How to unstack a df from excel table with multiple levels of duplicating columns? Set multi index?

df read from an xlsx: df = pd.read_excel('file.xlsx') arrives like this:
Age Male Female Male.1 Female.1
0 NaN Big Small Small Big
1 1.0 2 3 2 3
2 2.0 3 4 3 4
3 3.0 4 5 4 5
df = pd.DataFrame({'Age':[np.nan, 1,2,3],'Male':['Big',2,3,4],'Female':['Small',3,4,5],'Male.1':['Small',2,3,4],'Female.1':['Big',3,4,5]})
Note Pandas suffixed duplicate columns .1, which was not desired. I'd like to unstack / melt to get this or similar:
Age Gender Size [measure]
1 1 Male Big 2
2 2 Male Big 3
3 3 Male Big 4
4 1 Female Big 3
5 2 Female Big 4
6 3 Female Big 5
7 1 Male Small 2
8 2 Male Small 3
9 3 Male Small 4
10 1 Female Small 3
11 2 Female Small 4
12 3 Female Small 5
Renaming columns and unstacking gets close but no cigar:
df= df.rename(columns={'Male.1': 'Male', 'Female.1':'Female'})
df= df.set_index(['Age']).unstack()
How can I set the 1st row to be the 2nd index level of columns as shown here? What am I missing?

Instead of .unstack(), another approach would be .melt().
You can transpose the dataframe with .T and take everything after the first row with .iloc[1:]. Then, .rename the columns, .replace the .1 with some regex, .melt the dataframe and .sort_values.
df = pd.DataFrame({'Age':[np.nan, 1,2,3],'Male':['Big',2,3,4],'Female':['Small',3,4,5],'Male.1':['Small',2,3,4],'Female.1':['Big',3,4,5]})
df = (df.T.reset_index().iloc[1:]
.rename({'index' : 'Gender', 0 : 'Size'}, axis=1)
.replace(r'\.\d+$', '', regex=True)
.melt(id_vars=['Gender', 'Size'], value_name='[measure]', var_name='Age')
.sort_values(['Size', 'Gender', 'Age'], ascending=[True,False,True])
.reset_index(drop=True))
df = df[['Age', 'Gender', 'Size', '[measure]']]
df
Out[41]:
Age Gender Size [measure]
0 1 Male Big 2
1 2 Male Big 3
2 3 Male Big 4
3 1 Female Big 3
4 2 Female Big 4
5 3 Female Big 5
6 1 Male Small 2
7 2 Male Small 3
8 3 Male Small 4
9 1 Female Small 3
10 2 Female Small 4
11 3 Female Small 5

If possible, create with first 2 rows MultiIndex and also first column to index by header and index_col parameter in read_excel:
df = pd.read_excel('file.xlsx',header=[0,1], index_col=[0])

········

[Problem 1]
Identify every line of the listing that contains the string "creatine", treating uppercase and lowercase as distinct.
The listing and the pandas thread come from unrelated sources.

········

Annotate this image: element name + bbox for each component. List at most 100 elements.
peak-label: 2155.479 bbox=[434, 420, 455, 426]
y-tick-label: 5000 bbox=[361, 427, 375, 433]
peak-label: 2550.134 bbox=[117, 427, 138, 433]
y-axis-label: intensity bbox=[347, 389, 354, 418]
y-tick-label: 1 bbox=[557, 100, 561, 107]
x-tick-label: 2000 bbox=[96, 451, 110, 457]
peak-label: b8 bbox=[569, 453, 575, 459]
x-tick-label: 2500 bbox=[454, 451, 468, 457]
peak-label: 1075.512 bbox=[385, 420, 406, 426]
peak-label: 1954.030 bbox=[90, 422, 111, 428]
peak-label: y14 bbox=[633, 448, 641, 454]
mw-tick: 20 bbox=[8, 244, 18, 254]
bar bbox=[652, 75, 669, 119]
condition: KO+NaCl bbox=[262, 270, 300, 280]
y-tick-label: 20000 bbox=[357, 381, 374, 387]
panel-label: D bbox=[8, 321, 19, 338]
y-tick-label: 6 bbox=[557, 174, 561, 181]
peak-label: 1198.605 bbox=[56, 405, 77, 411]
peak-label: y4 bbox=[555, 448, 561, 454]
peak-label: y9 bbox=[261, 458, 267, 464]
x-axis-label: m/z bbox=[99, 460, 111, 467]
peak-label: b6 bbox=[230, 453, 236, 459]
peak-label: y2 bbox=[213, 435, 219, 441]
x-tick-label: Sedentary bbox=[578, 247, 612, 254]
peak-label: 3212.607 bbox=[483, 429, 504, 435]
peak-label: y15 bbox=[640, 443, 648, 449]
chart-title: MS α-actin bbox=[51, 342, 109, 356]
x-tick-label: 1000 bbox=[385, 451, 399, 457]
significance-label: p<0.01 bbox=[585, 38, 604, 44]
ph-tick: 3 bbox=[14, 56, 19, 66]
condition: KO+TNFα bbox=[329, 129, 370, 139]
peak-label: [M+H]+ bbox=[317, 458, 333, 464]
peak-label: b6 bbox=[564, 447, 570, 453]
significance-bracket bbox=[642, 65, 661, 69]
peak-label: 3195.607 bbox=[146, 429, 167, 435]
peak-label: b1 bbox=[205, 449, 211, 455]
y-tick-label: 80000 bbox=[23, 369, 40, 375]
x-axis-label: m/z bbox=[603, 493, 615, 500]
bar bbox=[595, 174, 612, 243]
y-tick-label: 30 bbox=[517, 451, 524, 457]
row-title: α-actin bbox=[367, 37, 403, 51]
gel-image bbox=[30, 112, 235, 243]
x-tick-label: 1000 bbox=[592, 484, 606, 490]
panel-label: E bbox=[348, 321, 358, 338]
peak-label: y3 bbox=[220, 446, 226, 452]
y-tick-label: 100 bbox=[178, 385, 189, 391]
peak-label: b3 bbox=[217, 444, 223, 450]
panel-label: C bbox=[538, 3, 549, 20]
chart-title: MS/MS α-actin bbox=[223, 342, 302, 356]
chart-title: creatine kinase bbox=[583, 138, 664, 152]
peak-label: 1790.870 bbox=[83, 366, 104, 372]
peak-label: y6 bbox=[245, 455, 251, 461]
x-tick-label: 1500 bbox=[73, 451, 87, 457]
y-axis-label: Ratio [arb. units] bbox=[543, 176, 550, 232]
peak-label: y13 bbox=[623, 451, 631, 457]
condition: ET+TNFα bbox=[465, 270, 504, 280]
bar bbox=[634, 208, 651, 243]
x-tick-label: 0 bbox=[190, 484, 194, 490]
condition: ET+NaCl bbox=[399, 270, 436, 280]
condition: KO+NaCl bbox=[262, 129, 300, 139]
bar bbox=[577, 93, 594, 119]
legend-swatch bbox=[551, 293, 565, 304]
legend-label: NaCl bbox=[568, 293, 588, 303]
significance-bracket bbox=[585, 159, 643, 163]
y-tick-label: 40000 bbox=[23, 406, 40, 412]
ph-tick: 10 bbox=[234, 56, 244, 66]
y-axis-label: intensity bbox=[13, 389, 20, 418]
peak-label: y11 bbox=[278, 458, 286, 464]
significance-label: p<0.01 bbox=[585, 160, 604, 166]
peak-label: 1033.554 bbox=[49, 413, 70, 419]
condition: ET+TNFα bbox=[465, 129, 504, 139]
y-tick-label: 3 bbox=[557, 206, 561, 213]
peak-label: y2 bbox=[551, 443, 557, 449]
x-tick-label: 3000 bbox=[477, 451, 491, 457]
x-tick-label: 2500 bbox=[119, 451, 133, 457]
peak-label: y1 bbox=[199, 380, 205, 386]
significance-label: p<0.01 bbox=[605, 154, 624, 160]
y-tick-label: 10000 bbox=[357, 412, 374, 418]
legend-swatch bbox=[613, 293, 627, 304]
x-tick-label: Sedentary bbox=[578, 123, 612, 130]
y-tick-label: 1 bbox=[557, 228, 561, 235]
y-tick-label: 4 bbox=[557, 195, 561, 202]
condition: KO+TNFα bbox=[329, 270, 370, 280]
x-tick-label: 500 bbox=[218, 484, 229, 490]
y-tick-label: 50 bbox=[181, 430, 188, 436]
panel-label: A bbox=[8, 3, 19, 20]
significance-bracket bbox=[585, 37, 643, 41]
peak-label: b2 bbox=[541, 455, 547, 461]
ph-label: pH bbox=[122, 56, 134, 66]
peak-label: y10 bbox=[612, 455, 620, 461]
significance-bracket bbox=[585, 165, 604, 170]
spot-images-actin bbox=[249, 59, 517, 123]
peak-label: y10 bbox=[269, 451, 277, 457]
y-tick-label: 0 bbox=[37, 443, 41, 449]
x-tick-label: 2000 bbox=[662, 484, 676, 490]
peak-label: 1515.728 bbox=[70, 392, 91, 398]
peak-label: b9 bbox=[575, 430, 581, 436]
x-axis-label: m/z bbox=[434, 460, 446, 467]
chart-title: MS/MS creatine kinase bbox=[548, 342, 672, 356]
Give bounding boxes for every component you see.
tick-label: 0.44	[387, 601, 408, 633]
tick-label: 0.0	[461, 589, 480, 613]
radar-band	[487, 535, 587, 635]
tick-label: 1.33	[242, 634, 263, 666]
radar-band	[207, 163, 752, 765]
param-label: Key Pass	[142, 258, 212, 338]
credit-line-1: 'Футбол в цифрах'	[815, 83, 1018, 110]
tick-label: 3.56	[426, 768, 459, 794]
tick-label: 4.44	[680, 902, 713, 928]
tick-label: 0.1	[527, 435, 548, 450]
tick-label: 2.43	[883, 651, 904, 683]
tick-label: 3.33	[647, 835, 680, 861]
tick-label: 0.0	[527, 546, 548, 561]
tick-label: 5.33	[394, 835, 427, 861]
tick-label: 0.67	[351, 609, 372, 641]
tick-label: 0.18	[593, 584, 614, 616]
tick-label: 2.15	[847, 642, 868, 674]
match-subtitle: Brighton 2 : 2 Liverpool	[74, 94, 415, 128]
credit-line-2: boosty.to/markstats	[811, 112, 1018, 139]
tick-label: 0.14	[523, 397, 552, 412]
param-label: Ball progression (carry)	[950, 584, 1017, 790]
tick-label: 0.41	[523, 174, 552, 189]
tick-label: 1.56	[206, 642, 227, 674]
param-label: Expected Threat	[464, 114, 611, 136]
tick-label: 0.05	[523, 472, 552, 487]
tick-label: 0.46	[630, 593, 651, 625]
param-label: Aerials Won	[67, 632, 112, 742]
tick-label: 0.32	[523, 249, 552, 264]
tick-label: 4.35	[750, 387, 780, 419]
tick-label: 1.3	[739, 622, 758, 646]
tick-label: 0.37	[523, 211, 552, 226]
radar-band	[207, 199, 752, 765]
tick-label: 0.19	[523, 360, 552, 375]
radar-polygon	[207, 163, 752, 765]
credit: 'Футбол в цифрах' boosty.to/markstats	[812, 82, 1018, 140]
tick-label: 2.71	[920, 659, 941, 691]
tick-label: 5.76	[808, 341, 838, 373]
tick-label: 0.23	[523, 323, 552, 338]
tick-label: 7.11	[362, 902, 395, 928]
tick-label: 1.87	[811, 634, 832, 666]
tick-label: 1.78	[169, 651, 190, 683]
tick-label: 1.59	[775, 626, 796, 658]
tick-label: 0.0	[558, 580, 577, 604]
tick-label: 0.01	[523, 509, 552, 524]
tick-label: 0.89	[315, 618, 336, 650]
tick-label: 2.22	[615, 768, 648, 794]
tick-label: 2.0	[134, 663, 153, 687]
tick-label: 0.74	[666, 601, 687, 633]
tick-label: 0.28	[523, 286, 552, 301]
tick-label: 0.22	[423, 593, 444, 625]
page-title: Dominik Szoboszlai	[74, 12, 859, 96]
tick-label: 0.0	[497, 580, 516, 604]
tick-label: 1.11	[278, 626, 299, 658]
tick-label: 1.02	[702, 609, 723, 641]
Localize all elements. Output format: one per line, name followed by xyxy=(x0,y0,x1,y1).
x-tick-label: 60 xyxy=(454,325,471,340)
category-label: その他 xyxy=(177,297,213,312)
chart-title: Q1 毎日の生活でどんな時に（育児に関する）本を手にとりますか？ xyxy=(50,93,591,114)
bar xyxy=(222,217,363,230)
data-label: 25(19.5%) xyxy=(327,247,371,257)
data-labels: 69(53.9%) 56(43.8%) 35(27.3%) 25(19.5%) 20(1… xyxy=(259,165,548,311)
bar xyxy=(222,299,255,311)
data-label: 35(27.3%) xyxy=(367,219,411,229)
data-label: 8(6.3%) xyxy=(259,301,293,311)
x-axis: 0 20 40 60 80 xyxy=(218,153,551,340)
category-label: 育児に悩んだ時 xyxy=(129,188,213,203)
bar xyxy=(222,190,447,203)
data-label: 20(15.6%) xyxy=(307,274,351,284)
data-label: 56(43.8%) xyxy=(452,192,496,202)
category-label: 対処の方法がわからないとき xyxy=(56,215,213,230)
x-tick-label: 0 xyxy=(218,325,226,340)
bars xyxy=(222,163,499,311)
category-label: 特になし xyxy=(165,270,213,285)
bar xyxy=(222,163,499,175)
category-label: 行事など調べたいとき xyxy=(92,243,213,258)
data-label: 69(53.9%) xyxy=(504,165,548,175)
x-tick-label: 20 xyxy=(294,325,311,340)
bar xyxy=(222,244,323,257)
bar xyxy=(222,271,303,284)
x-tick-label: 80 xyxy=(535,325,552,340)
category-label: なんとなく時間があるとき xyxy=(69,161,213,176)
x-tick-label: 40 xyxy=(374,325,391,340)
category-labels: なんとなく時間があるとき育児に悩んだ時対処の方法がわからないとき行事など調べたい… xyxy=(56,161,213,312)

········

[Problem 2]
Answer these questions about the pandas thread:
(a) What suffix did Pandas add to the duplicate columns?
(b) Which method does the first reply suggest using instead of .unstack()?
(c) Which two read_excel parameters does the last reply name for building the MultiIndex and the index?

[Final answer 1]
chart-title: creatine kinase bbox=[583, 138, 664, 152]
chart-title: MS/MS creatine kinase bbox=[548, 342, 672, 356]

[Final answer 2]
(a) .1
(b) .melt()
(c) header and index_col